- ENTRIES -

▬▬▬

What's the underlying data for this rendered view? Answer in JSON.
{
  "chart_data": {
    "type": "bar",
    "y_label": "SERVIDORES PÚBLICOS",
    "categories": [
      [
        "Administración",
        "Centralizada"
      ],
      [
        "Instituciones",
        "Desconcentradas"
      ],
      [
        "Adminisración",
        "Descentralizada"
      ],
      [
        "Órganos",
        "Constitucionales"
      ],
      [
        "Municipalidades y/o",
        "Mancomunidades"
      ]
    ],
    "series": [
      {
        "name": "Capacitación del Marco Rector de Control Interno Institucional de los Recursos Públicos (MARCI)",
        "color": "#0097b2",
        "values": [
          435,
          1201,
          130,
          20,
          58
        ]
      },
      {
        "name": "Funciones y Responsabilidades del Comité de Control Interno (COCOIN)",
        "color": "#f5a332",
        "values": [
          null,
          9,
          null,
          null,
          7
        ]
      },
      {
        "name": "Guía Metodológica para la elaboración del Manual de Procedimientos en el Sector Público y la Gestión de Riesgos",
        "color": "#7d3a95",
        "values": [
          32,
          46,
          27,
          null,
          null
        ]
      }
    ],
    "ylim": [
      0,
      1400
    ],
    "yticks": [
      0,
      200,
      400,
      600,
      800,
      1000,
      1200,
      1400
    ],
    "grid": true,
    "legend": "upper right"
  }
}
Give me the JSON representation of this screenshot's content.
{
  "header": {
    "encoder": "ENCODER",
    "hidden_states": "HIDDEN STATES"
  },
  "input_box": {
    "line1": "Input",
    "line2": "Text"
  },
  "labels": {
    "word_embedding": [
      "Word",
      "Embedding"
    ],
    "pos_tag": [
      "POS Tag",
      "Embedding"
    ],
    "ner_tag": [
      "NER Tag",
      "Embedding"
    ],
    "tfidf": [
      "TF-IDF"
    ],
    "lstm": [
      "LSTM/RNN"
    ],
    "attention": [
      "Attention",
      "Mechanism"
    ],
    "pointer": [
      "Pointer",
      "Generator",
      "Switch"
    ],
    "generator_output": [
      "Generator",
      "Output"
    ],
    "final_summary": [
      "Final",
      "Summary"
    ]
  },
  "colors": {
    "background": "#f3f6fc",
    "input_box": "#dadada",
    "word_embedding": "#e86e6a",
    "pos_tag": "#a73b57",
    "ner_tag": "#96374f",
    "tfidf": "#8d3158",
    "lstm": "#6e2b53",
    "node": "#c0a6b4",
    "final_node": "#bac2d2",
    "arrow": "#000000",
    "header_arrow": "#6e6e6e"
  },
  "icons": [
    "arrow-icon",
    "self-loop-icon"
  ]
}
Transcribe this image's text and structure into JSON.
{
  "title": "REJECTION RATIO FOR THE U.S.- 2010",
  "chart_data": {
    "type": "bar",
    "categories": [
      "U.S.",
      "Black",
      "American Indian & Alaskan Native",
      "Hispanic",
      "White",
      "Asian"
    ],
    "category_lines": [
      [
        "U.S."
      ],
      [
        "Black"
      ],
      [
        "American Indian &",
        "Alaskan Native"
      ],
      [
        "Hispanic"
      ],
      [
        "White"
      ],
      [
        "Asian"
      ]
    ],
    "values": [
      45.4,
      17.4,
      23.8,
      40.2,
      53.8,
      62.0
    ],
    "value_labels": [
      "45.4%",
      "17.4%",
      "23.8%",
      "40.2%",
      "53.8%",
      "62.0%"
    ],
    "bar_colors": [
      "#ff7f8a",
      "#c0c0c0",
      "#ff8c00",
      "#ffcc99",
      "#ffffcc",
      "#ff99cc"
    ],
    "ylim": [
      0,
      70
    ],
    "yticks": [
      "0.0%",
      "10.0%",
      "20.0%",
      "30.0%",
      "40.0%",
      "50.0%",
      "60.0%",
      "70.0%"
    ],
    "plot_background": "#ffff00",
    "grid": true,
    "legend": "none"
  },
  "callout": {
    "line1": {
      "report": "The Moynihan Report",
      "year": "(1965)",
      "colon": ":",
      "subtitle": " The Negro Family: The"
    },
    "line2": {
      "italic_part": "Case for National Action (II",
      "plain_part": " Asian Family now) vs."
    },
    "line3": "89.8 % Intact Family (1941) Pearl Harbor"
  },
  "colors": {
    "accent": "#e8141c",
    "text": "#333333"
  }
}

▬▬▬

- EXERCISE TASK -
Write out all records exactly, keeping every detail.

- RESULT OF THIS TASK -
What's the underlying data for this rendered view? Answer in JSON.
{
  "chart_data": {
    "type": "bar",
    "y_label": "SERVIDORES PÚBLICOS",
    "categories": [
      [
        "Administración",
        "Centralizada"
      ],
      [
        "Instituciones",
        "Desconcentradas"
      ],
      [
        "Adminisración",
        "Descentralizada"
      ],
      [
        "Órganos",
        "Constitucionales"
      ],
      [
        "Municipalidades y/o",
        "Mancomunidades"
      ]
    ],
    "series": [
      {
        "name": "Capacitación del Marco Rector de Control Interno Institucional de los Recursos Públicos (MARCI)",
        "color": "#0097b2",
        "values": [
          435,
          1201,
          130,
          20,
          58
        ]
      },
      {
        "name": "Funciones y Responsabilidades del Comité de Control Interno (COCOIN)",
        "color": "#f5a332",
        "values": [
          null,
          9,
          null,
          null,
          7
        ]
      },
      {
        "name": "Guía Metodológica para la elaboración del Manual de Procedimientos en el Sector Público y la Gestión de Riesgos",
        "color": "#7d3a95",
        "values": [
          32,
          46,
          27,
          null,
          null
        ]
      }
    ],
    "ylim": [
      0,
      1400
    ],
    "yticks": [
      0,
      200,
      400,
      600,
      800,
      1000,
      1200,
      1400
    ],
    "grid": true,
    "legend": "upper right"
  }
}
Give me the JSON representation of this screenshot's content.
{
  "header": {
    "encoder": "ENCODER",
    "hidden_states": "HIDDEN STATES"
  },
  "input_box": {
    "line1": "Input",
    "line2": "Text"
  },
  "labels": {
    "word_embedding": [
      "Word",
      "Embedding"
    ],
    "pos_tag": [
      "POS Tag",
      "Embedding"
    ],
    "ner_tag": [
      "NER Tag",
      "Embedding"
    ],
    "tfidf": [
      "TF-IDF"
    ],
    "lstm": [
      "LSTM/RNN"
    ],
    "attention": [
      "Attention",
      "Mechanism"
    ],
    "pointer": [
      "Pointer",
      "Generator",
      "Switch"
    ],
    "generator_output": [
      "Generator",
      "Output"
    ],
    "final_summary": [
      "Final",
      "Summary"
    ]
  },
  "colors": {
    "background": "#f3f6fc",
    "input_box": "#dadada",
    "word_embedding": "#e86e6a",
    "pos_tag": "#a73b57",
    "ner_tag": "#96374f",
    "tfidf": "#8d3158",
    "lstm": "#6e2b53",
    "node": "#c0a6b4",
    "final_node": "#bac2d2",
    "arrow": "#000000",
    "header_arrow": "#6e6e6e"
  },
  "icons": [
    "arrow-icon",
    "self-loop-icon"
  ]
}
Transcribe this image's text and structure into JSON.
{
  "title": "REJECTION RATIO FOR THE U.S.- 2010",
  "chart_data": {
    "type": "bar",
    "categories": [
      "U.S.",
      "Black",
      "American Indian & Alaskan Native",
      "Hispanic",
      "White",
      "Asian"
    ],
    "category_lines": [
      [
        "U.S."
      ],
      [
        "Black"
      ],
      [
        "American Indian &",
        "Alaskan Native"
      ],
      [
        "Hispanic"
      ],
      [
        "White"
      ],
      [
        "Asian"
      ]
    ],
    "values": [
      45.4,
      17.4,
      23.8,
      40.2,
      53.8,
      62.0
    ],
    "value_labels": [
      "45.4%",
      "17.4%",
      "23.8%",
      "40.2%",
      "53.8%",
      "62.0%"
    ],
    "bar_colors": [
      "#ff7f8a",
      "#c0c0c0",
      "#ff8c00",
      "#ffcc99",
      "#ffffcc",
      "#ff99cc"
    ],
    "ylim": [
      0,
      70
    ],
    "yticks": [
      "0.0%",
      "10.0%",
      "20.0%",
      "30.0%",
      "40.0%",
      "50.0%",
      "60.0%",
      "70.0%"
    ],
    "plot_background": "#ffff00",
    "grid": true,
    "legend": "none"
  },
  "callout": {
    "line1": {
      "report": "The Moynihan Report",
      "year": "(1965)",
      "colon": ":",
      "subtitle": " The Negro Family: The"
    },
    "line2": {
      "italic_part": "Case for National Action (II",
      "plain_part": " Asian Family now) vs."
    },
    "line3": "89.8 % Intact Family (1941) Pearl Harbor"
  },
  "colors": {
    "accent": "#e8141c",
    "text": "#333333"
  }
}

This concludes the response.